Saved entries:

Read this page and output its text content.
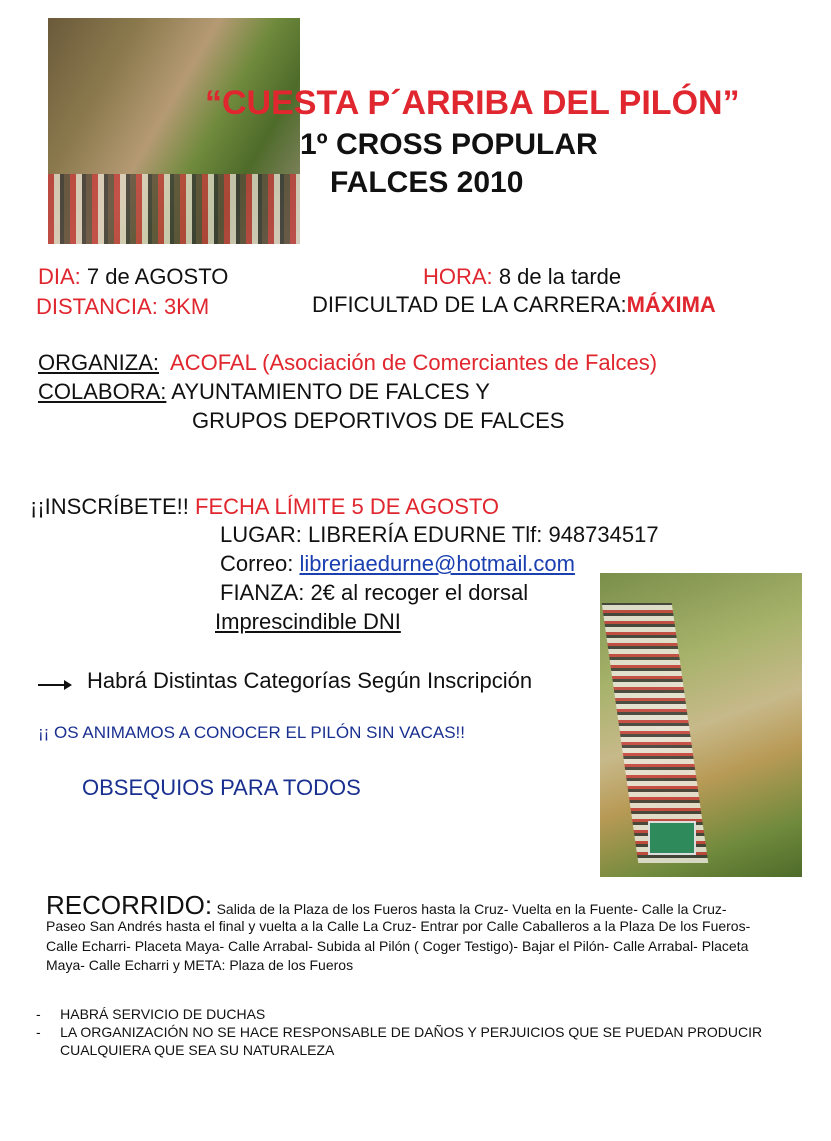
“CUESTA P´ARRIBA DEL PILÓN”
1º CROSS POPULAR
FALCES 2010
DIA: 7 de AGOSTO	HORA: 8 de la tarde
DISTANCIA: 3KM	DIFICULTAD DE LA CARRERA:MÁXIMA
ORGANIZA: ACOFAL (Asociación de Comerciantes de Falces)
COLABORA: AYUNTAMIENTO DE FALCES Y
GRUPOS DEPORTIVOS DE FALCES
¡¡INSCRÍBETE!! FECHA LÍMITE 5 DE AGOSTO
LUGAR: LIBRERÍA EDURNE Tlf: 948734517
Correo: libreriaedurne@hotmail.com
FIANZA: 2€ al recoger el dorsal
Imprescindible DNI
Habrá Distintas Categorías Según Inscripción
¡¡ OS ANIMAMOS A CONOCER EL PILÓN SIN VACAS!!
OBSEQUIOS PARA TODOS
RECORRIDO: Salida de la Plaza de los Fueros hasta la Cruz- Vuelta en la Fuente- Calle la Cruz-
Paseo San Andrés hasta el final y vuelta a la Calle La Cruz- Entrar por Calle Caballeros a la Plaza De los Fueros-
Calle Echarri- Placeta Maya- Calle Arrabal- Subida al Pilón ( Coger Testigo)- Bajar el Pilón- Calle Arrabal- Placeta
Maya- Calle Echarri y META: Plaza de los Fueros
-     HABRÁ SERVICIO DE DUCHAS
-     LA ORGANIZACIÓN NO SE HACE RESPONSABLE DE DAÑOS Y PERJUICIOS QUE SE PUEDAN PRODUCIR
CUALQUIERA QUE SEA SU NATURALEZA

Your goal
Find out how many lines in the listing contain the string "Cruz". Give the number alone.

Final result
2